BRIEF:
Images embedded in the records are excluded; print everything else exactly as given.

THE INPUT:

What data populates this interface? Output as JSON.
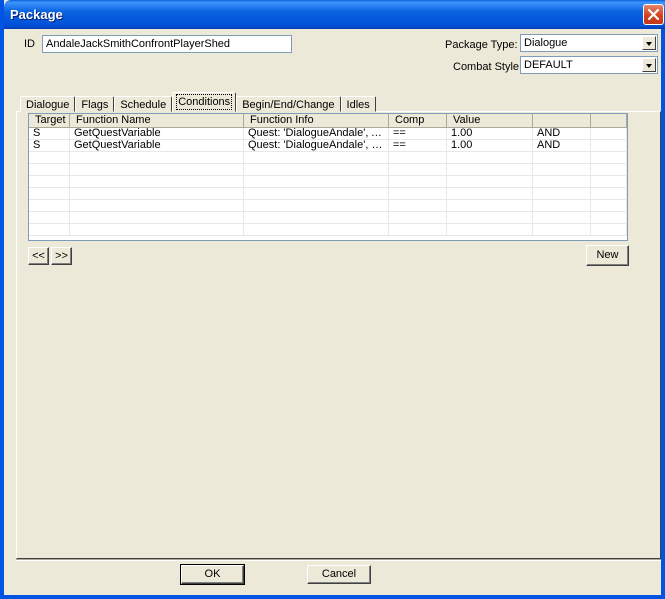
{
  "window": {
    "title": "Package"
  },
  "form": {
    "id_label": "ID",
    "id_value": "AndaleJackSmithConfrontPlayerShed",
    "package_type_label": "Package Type:",
    "package_type_value": "Dialogue",
    "combat_style_label": "Combat Style:",
    "combat_style_value": "DEFAULT"
  },
  "tabs": [
    {
      "label": "Dialogue"
    },
    {
      "label": "Flags"
    },
    {
      "label": "Schedule"
    },
    {
      "label": "Conditions"
    },
    {
      "label": "Begin/End/Change"
    },
    {
      "label": "Idles"
    }
  ],
  "conditions": {
    "columns": [
      "Target",
      "Function Name",
      "Function Info",
      "Comp",
      "Value",
      "",
      ""
    ],
    "rows": [
      [
        "S",
        "GetQuestVariable",
        "Quest: 'DialogueAndale', Andal...",
        "==",
        "1.00",
        "AND",
        ""
      ],
      [
        "S",
        "GetQuestVariable",
        "Quest: 'DialogueAndale', Playe...",
        "==",
        "1.00",
        "AND",
        ""
      ]
    ],
    "prev_label": "<<",
    "next_label": ">>",
    "new_label": "New"
  },
  "footer": {
    "ok_label": "OK",
    "cancel_label": "Cancel"
  }
}
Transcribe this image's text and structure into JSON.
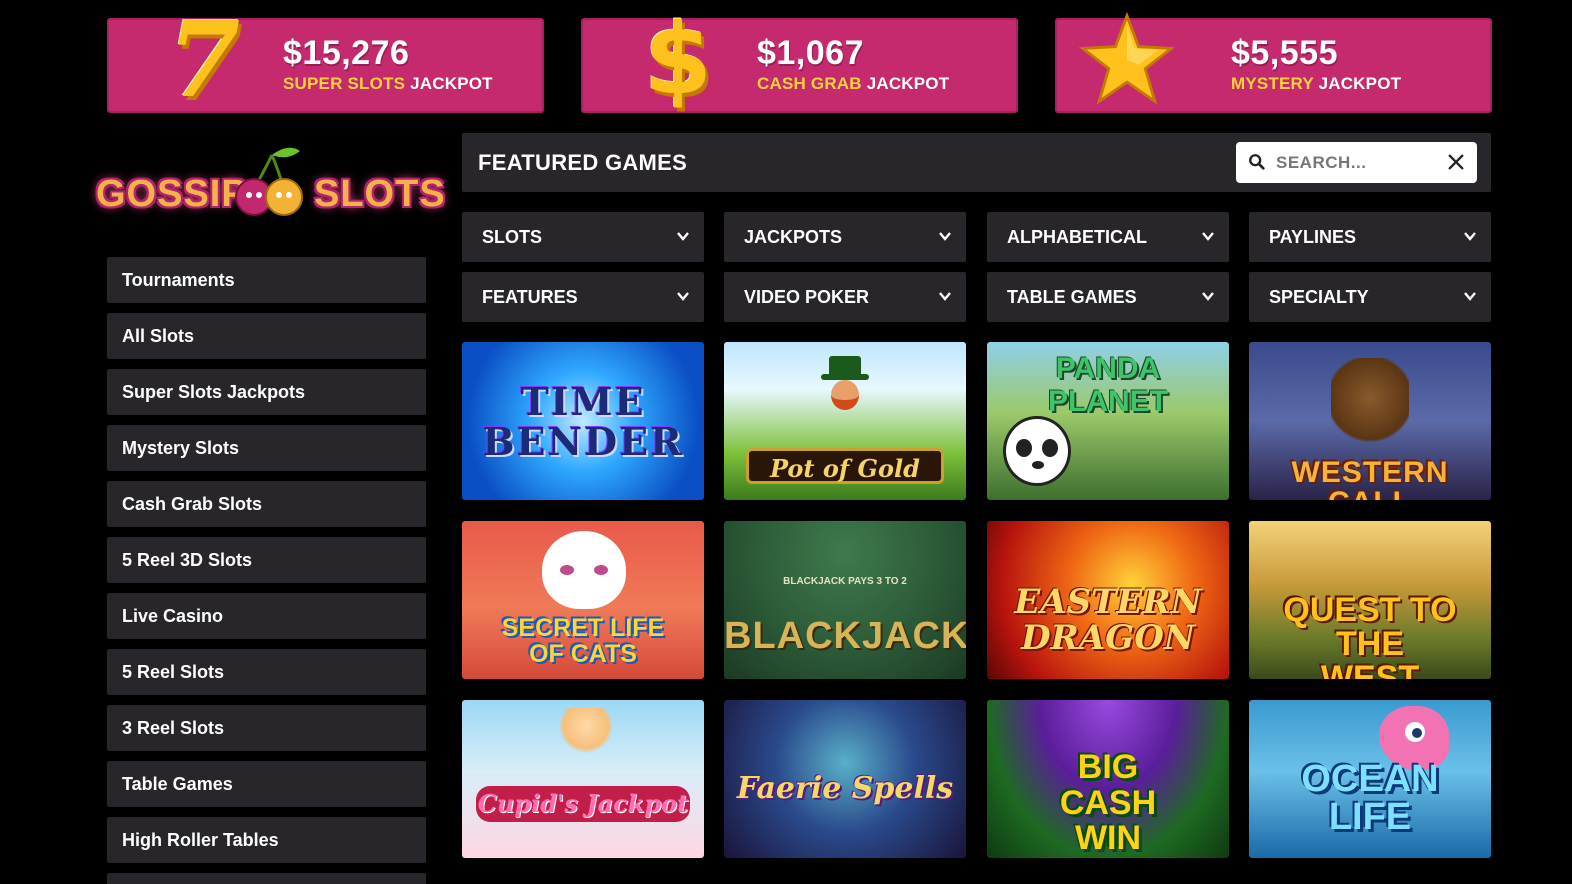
{
  "jackpots": [
    {
      "amount": "$15,276",
      "highlight": "SUPER SLOTS",
      "rest": "JACKPOT",
      "icon": "seven-icon"
    },
    {
      "amount": "$1,067",
      "highlight": "CASH GRAB",
      "rest": "JACKPOT",
      "icon": "dollar-icon"
    },
    {
      "amount": "$5,555",
      "highlight": "MYSTERY",
      "rest": "JACKPOT",
      "icon": "star-icon"
    }
  ],
  "logo": {
    "word1": "GOSSIP",
    "word2": "SLOTS"
  },
  "sidebar": {
    "items": [
      {
        "label": "Tournaments"
      },
      {
        "label": "All Slots"
      },
      {
        "label": "Super Slots Jackpots"
      },
      {
        "label": "Mystery Slots"
      },
      {
        "label": "Cash Grab Slots"
      },
      {
        "label": "5 Reel 3D Slots"
      },
      {
        "label": "Live Casino"
      },
      {
        "label": "5 Reel Slots"
      },
      {
        "label": "3 Reel Slots"
      },
      {
        "label": "Table Games"
      },
      {
        "label": "High Roller Tables"
      }
    ]
  },
  "featured": {
    "title": "FEATURED GAMES"
  },
  "search": {
    "placeholder": "SEARCH..."
  },
  "filters": [
    {
      "label": "SLOTS"
    },
    {
      "label": "JACKPOTS"
    },
    {
      "label": "ALPHABETICAL"
    },
    {
      "label": "PAYLINES"
    },
    {
      "label": "FEATURES"
    },
    {
      "label": "VIDEO POKER"
    },
    {
      "label": "TABLE GAMES"
    },
    {
      "label": "SPECIALTY"
    }
  ],
  "games": [
    {
      "title": "TIME BENDER"
    },
    {
      "title": "Pot of Gold"
    },
    {
      "title": "PANDA PLANET"
    },
    {
      "title": "WESTERN CALL"
    },
    {
      "title": "SECRET LIFE OF CATS"
    },
    {
      "title": "BLACKJACK",
      "subtitle": "BLACKJACK PAYS 3 TO 2"
    },
    {
      "title": "EASTERN DRAGON"
    },
    {
      "title": "QUEST TO THE WEST"
    },
    {
      "title": "Cupid's Jackpot"
    },
    {
      "title": "Faerie Spells"
    },
    {
      "title": "BIG CASH WIN"
    },
    {
      "title": "OCEAN LIFE"
    }
  ],
  "colors": {
    "brand_pink": "#c62a6e",
    "gold": "#ffd23a",
    "panel": "#29262b"
  }
}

TASK OUTPUT:
What data populates this interface? Output as JSON.
{
  "window": {
    "title": "Package"
  },
  "form": {
    "id_label": "ID",
    "id_value": "AndaleJackSmithConfrontPlayerShed",
    "package_type_label": "Package Type:",
    "package_type_value": "Dialogue",
    "combat_style_label": "Combat Style:",
    "combat_style_value": "DEFAULT"
  },
  "tabs": [
    {
      "label": "Dialogue"
    },
    {
      "label": "Flags"
    },
    {
      "label": "Schedule"
    },
    {
      "label": "Conditions"
    },
    {
      "label": "Begin/End/Change"
    },
    {
      "label": "Idles"
    }
  ],
  "conditions": {
    "columns": [
      "Target",
      "Function Name",
      "Function Info",
      "Comp",
      "Value",
      "",
      ""
    ],
    "rows": [
      [
        "S",
        "GetQuestVariable",
        "Quest: 'DialogueAndale', Andal...",
        "==",
        "1.00",
        "AND",
        ""
      ],
      [
        "S",
        "GetQuestVariable",
        "Quest: 'DialogueAndale', Playe...",
        "==",
        "1.00",
        "AND",
        ""
      ]
    ],
    "prev_label": "<<",
    "next_label": ">>",
    "new_label": "New"
  },
  "footer": {
    "ok_label": "OK",
    "cancel_label": "Cancel"
  }
}
Transcribe this image's text and structure into JSON.
{
  "jackpots": [
    {
      "amount": "$15,276",
      "highlight": "SUPER SLOTS",
      "rest": "JACKPOT",
      "icon": "seven-icon"
    },
    {
      "amount": "$1,067",
      "highlight": "CASH GRAB",
      "rest": "JACKPOT",
      "icon": "dollar-icon"
    },
    {
      "amount": "$5,555",
      "highlight": "MYSTERY",
      "rest": "JACKPOT",
      "icon": "star-icon"
    }
  ],
  "logo": {
    "word1": "GOSSIP",
    "word2": "SLOTS"
  },
  "sidebar": {
    "items": [
      {
        "label": "Tournaments"
      },
      {
        "label": "All Slots"
      },
      {
        "label": "Super Slots Jackpots"
      },
      {
        "label": "Mystery Slots"
      },
      {
        "label": "Cash Grab Slots"
      },
      {
        "label": "5 Reel 3D Slots"
      },
      {
        "label": "Live Casino"
      },
      {
        "label": "5 Reel Slots"
      },
      {
        "label": "3 Reel Slots"
      },
      {
        "label": "Table Games"
      },
      {
        "label": "High Roller Tables"
      }
    ]
  },
  "featured": {
    "title": "FEATURED GAMES"
  },
  "search": {
    "placeholder": "SEARCH..."
  },
  "filters": [
    {
      "label": "SLOTS"
    },
    {
      "label": "JACKPOTS"
    },
    {
      "label": "ALPHABETICAL"
    },
    {
      "label": "PAYLINES"
    },
    {
      "label": "FEATURES"
    },
    {
      "label": "VIDEO POKER"
    },
    {
      "label": "TABLE GAMES"
    },
    {
      "label": "SPECIALTY"
    }
  ],
  "games": [
    {
      "title": "TIME BENDER"
    },
    {
      "title": "Pot of Gold"
    },
    {
      "title": "PANDA PLANET"
    },
    {
      "title": "WESTERN CALL"
    },
    {
      "title": "SECRET LIFE OF CATS"
    },
    {
      "title": "BLACKJACK",
      "subtitle": "BLACKJACK PAYS 3 TO 2"
    },
    {
      "title": "EASTERN DRAGON"
    },
    {
      "title": "QUEST TO THE WEST"
    },
    {
      "title": "Cupid's Jackpot"
    },
    {
      "title": "Faerie Spells"
    },
    {
      "title": "BIG CASH WIN"
    },
    {
      "title": "OCEAN LIFE"
    }
  ],
  "colors": {
    "brand_pink": "#c62a6e",
    "gold": "#ffd23a",
    "panel": "#29262b"
  }
}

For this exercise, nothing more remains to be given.